## Task to complete
Return, word for word, the stretch of lines in the items below from the one containing "bar bbox=[269, 411, 288, 436]" through the one containing "bar bbox=[204, 417, 223, 436]", with both end lines included.

## Data records
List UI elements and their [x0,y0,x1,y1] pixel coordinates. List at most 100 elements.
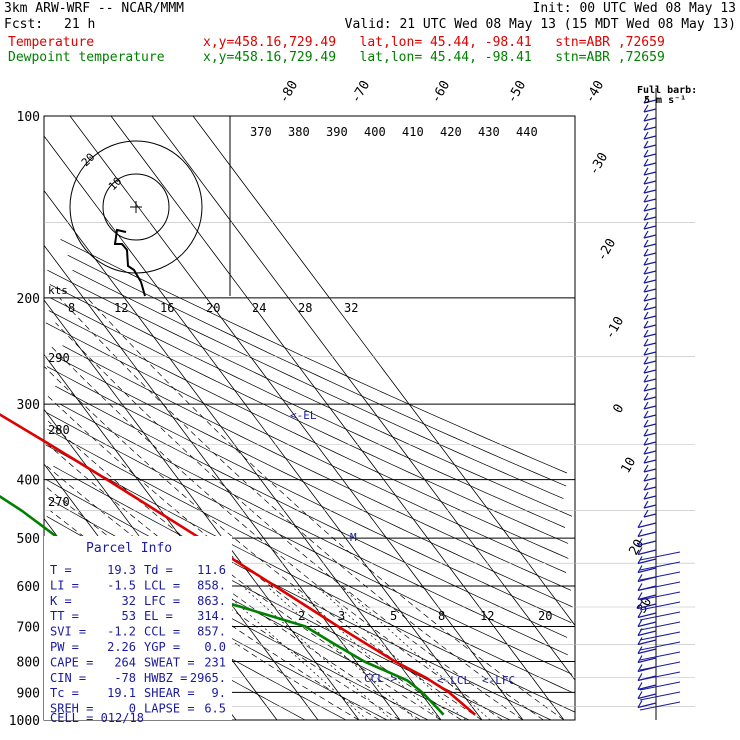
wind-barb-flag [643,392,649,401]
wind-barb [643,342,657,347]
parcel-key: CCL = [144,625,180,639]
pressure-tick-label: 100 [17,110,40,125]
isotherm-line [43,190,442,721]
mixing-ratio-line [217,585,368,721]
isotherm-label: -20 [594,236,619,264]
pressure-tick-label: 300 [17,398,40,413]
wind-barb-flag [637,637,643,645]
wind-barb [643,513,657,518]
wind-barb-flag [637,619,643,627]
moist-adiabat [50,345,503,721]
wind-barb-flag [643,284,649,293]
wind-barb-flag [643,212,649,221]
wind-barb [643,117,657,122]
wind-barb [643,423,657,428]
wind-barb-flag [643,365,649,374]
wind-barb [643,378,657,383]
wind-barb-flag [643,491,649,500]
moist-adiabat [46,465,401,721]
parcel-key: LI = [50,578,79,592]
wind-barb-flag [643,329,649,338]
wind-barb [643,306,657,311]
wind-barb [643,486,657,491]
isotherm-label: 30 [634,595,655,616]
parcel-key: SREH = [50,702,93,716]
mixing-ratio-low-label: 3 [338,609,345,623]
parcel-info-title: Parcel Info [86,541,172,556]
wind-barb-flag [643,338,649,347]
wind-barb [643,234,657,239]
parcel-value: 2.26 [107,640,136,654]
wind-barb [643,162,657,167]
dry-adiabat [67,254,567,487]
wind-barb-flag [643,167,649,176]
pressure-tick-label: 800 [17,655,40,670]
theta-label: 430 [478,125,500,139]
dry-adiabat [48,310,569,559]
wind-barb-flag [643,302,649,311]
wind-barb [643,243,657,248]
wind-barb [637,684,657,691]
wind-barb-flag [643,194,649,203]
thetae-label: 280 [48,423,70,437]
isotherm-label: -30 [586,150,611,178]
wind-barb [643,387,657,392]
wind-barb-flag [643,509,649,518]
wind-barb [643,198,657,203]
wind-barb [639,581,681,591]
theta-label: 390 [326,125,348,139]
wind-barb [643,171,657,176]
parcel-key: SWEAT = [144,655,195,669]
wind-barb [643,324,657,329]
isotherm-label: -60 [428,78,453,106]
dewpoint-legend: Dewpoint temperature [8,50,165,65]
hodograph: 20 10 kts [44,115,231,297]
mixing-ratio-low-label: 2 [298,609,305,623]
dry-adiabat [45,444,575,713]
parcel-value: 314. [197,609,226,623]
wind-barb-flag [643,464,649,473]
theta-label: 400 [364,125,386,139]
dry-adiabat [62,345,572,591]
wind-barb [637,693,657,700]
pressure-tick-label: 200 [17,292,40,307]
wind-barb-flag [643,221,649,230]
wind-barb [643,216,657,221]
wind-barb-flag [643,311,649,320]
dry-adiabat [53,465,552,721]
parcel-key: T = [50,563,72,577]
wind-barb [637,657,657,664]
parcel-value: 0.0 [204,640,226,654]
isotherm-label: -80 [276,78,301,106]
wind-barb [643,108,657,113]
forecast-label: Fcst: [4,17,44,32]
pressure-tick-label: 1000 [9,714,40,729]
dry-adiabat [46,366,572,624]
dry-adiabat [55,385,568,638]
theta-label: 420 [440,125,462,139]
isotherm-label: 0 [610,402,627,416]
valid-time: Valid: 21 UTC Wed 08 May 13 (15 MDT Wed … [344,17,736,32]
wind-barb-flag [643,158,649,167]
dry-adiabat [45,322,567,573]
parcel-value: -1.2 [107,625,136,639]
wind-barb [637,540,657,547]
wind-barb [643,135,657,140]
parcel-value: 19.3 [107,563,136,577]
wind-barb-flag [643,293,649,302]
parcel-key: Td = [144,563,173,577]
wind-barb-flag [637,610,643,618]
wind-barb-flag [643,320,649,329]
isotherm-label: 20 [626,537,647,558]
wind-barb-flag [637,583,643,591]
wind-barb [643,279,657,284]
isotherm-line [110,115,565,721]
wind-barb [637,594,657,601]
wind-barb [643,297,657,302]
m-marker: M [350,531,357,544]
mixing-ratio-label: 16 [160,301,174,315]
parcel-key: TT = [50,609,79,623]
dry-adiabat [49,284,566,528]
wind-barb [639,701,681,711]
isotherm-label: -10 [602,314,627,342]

==

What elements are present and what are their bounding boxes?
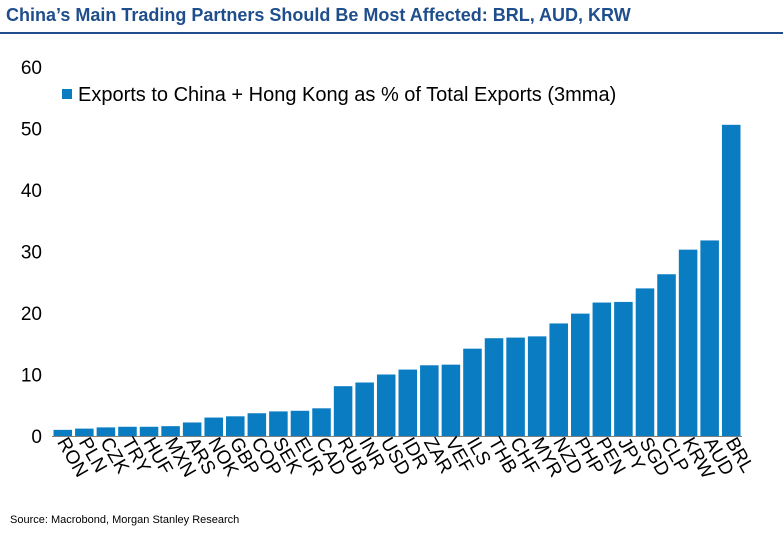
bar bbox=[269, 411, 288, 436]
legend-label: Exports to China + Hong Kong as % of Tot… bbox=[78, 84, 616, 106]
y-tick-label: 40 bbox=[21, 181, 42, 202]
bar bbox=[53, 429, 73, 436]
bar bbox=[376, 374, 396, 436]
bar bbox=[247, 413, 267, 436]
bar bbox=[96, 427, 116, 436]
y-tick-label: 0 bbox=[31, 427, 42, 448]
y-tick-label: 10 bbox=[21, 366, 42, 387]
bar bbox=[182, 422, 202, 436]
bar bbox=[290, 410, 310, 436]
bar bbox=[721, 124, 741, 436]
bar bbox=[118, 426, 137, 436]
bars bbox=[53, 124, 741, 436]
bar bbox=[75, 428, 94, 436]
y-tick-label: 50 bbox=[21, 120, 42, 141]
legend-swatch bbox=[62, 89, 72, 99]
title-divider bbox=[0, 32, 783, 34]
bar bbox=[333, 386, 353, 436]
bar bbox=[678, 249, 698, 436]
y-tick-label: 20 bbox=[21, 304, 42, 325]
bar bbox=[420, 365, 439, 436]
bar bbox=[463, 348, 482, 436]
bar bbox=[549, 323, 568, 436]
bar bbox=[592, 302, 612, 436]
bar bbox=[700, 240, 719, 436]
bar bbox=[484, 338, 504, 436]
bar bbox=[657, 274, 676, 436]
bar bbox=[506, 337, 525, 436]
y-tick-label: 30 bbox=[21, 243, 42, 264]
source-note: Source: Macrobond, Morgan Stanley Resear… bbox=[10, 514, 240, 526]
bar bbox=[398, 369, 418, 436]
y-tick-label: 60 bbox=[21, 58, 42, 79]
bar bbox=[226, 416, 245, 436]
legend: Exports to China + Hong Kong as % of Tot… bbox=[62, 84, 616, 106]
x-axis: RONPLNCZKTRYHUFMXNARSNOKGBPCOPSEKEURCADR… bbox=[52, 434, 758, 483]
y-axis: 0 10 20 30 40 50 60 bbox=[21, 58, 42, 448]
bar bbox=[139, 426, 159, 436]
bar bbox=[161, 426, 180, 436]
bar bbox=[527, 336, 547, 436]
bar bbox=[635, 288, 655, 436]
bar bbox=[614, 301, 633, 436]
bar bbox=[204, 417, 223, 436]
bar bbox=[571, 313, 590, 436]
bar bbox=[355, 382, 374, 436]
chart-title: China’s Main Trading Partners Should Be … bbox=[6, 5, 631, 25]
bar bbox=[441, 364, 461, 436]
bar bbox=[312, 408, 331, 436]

## Solution to the problem
bar bbox=[269, 411, 288, 436]
legend-label: Exports to China + Hong Kong as % of Tot… bbox=[78, 84, 616, 106]
y-tick-label: 40 bbox=[21, 181, 42, 202]
bar bbox=[53, 429, 73, 436]
bar bbox=[376, 374, 396, 436]
bar bbox=[247, 413, 267, 436]
bar bbox=[96, 427, 116, 436]
y-tick-label: 0 bbox=[31, 427, 42, 448]
y-tick-label: 10 bbox=[21, 366, 42, 387]
bar bbox=[182, 422, 202, 436]
bar bbox=[290, 410, 310, 436]
bar bbox=[721, 124, 741, 436]
bar bbox=[118, 426, 137, 436]
bars bbox=[53, 124, 741, 436]
bar bbox=[75, 428, 94, 436]
y-tick-label: 50 bbox=[21, 120, 42, 141]
legend-swatch bbox=[62, 89, 72, 99]
title-divider bbox=[0, 32, 783, 34]
bar bbox=[333, 386, 353, 436]
bar bbox=[678, 249, 698, 436]
y-tick-label: 20 bbox=[21, 304, 42, 325]
bar bbox=[420, 365, 439, 436]
bar bbox=[463, 348, 482, 436]
bar bbox=[549, 323, 568, 436]
bar bbox=[592, 302, 612, 436]
bar bbox=[700, 240, 719, 436]
bar bbox=[484, 338, 504, 436]
bar bbox=[657, 274, 676, 436]
bar bbox=[506, 337, 525, 436]
y-tick-label: 30 bbox=[21, 243, 42, 264]
source-note: Source: Macrobond, Morgan Stanley Resear… bbox=[10, 514, 240, 526]
bar bbox=[398, 369, 418, 436]
y-tick-label: 60 bbox=[21, 58, 42, 79]
bar bbox=[226, 416, 245, 436]
legend: Exports to China + Hong Kong as % of Tot… bbox=[62, 84, 616, 106]
x-axis: RONPLNCZKTRYHUFMXNARSNOKGBPCOPSEKEURCADR… bbox=[52, 434, 758, 483]
y-axis: 0 10 20 30 40 50 60 bbox=[21, 58, 42, 448]
bar bbox=[139, 426, 159, 436]
bar bbox=[161, 426, 180, 436]
bar bbox=[527, 336, 547, 436]
bar bbox=[635, 288, 655, 436]
bar bbox=[614, 301, 633, 436]
bar bbox=[204, 417, 223, 436]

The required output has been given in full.